+++ SOURCE TEXT

00:00 Speaker A
Joining me now. We’ve got Thomas Martin, Global Investments Senior Portfolio Manager. Your strategy right now is to maintain diversification. So walk us through how you’re doing that.
00:16 Thomas Martin
Yeah, so, uh, we have exposure to, uh, uh, really all aspects of the equity markets, um, both in the United States and abroad. Um, but we’re fairly neutral in terms of, uh, that, uh, that exposure with regard to growth and value, um, and large and small. Um, our biggest overweight really is in the mid-cap stocks, um, and in mid-cap growth. Uh, and we are underweight in international companies, but we still have, you know, um, some decent exposure there. Uh, we have, uh, a duration neutral in fixed income, uh, and we have some, uh, I guess one place where we’re a little bit, um, kind of more diversified or more conservative is to have a little bit of dry powder and cash that we can use going forward. Um, and in the alternative space, we have a fairly, uh, large exposure to gold and the gold miners, um, which has been a good substitute for the equities at as it’s been about as strong as those markets have been.

++++++
+++ PROVIDED MATERIAL

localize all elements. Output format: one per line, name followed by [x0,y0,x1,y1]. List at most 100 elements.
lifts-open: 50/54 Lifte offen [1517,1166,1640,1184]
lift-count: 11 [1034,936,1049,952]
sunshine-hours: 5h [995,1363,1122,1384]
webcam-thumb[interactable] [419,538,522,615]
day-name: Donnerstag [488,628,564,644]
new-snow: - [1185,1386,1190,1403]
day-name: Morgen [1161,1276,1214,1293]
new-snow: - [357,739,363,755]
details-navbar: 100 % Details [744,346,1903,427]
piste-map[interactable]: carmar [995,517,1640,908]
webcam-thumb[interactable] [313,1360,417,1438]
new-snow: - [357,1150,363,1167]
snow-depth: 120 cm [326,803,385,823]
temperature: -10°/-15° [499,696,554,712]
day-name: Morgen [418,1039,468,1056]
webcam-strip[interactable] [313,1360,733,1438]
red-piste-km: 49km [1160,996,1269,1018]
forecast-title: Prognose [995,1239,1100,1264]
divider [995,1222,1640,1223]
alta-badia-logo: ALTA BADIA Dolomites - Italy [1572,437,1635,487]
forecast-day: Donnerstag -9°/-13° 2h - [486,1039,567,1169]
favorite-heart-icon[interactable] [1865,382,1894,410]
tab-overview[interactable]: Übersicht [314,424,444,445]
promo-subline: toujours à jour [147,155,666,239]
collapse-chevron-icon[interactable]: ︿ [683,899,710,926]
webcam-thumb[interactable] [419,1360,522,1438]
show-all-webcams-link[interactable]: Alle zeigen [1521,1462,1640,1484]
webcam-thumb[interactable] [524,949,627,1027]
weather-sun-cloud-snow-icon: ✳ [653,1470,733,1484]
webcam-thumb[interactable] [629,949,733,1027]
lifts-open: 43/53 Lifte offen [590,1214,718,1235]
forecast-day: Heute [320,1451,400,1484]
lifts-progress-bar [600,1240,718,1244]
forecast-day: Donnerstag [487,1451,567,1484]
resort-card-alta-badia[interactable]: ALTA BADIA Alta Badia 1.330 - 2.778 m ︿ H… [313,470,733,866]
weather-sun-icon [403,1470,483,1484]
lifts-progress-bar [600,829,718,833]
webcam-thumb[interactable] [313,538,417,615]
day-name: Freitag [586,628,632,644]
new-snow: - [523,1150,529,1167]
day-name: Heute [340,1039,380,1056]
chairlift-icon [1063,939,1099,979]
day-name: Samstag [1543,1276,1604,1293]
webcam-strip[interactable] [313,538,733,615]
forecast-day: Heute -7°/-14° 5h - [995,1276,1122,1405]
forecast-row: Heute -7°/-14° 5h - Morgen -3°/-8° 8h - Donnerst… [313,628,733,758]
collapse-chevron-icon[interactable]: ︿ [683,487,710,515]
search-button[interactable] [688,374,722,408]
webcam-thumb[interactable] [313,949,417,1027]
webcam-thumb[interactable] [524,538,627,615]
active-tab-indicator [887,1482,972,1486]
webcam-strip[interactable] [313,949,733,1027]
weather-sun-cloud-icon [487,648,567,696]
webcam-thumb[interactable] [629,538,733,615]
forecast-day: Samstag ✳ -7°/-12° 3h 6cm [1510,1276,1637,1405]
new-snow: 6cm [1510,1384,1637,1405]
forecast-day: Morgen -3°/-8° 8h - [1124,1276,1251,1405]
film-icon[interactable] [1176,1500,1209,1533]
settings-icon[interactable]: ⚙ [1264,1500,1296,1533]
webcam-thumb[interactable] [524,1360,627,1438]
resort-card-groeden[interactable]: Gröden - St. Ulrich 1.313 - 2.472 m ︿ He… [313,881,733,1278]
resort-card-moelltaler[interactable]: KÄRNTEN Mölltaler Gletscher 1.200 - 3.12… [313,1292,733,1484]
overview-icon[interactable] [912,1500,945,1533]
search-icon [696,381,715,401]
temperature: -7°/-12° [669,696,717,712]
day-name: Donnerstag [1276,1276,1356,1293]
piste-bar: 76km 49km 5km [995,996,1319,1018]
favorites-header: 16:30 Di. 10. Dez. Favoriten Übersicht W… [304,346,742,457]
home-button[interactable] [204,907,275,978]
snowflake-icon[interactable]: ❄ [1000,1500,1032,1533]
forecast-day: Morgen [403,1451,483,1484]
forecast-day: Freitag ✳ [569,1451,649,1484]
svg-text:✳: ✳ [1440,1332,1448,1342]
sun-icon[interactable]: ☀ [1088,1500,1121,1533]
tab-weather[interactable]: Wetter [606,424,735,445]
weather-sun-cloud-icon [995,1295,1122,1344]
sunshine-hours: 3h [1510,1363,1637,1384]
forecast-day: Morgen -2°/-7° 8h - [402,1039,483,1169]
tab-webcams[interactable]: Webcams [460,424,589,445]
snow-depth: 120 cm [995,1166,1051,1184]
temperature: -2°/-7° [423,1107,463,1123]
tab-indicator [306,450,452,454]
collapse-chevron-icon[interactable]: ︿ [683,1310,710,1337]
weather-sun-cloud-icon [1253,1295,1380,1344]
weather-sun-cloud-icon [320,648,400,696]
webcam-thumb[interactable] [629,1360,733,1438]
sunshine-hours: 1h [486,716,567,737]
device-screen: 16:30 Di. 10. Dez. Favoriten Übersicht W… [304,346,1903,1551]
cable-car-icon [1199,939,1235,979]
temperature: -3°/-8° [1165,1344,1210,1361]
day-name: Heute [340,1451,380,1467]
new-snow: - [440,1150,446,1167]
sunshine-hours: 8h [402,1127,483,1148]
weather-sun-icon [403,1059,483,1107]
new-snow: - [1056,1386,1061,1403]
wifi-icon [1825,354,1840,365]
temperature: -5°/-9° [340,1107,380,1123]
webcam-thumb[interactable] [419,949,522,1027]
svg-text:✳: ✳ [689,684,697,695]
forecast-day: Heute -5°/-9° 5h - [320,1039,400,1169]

++++++

**WHAT IS REQUIRED**
Reproduce the interview transcript word for word, including its timestamps and speaker names.

**FINISHED EXERCISE**
00:00 Speaker A
Joining me now. We’ve got Thomas Martin, Global Investments Senior Portfolio Manager. Your strategy right now is to maintain diversification. So walk us through how you’re doing that.
00:16 Thomas Martin
Yeah, so, uh, we have exposure to, uh, uh, really all aspects of the equity markets, um, both in the United States and abroad. Um, but we’re fairly neutral in terms of, uh, that, uh, that exposure with regard to growth and value, um, and large and small. Um, our biggest overweight really is in the mid-cap stocks, um, and in mid-cap growth. Uh, and we are underweight in international companies, but we still have, you know, um, some decent exposure there. Uh, we have, uh, a duration neutral in fixed income, uh, and we have some, uh, I guess one place where we’re a little bit, um, kind of more diversified or more conservative is to have a little bit of dry powder and cash that we can use going forward. Um, and in the alternative space, we have a fairly, uh, large exposure to gold and the gold miners, um, which has been a good substitute for the equities at as it’s been about as strong as those markets have been.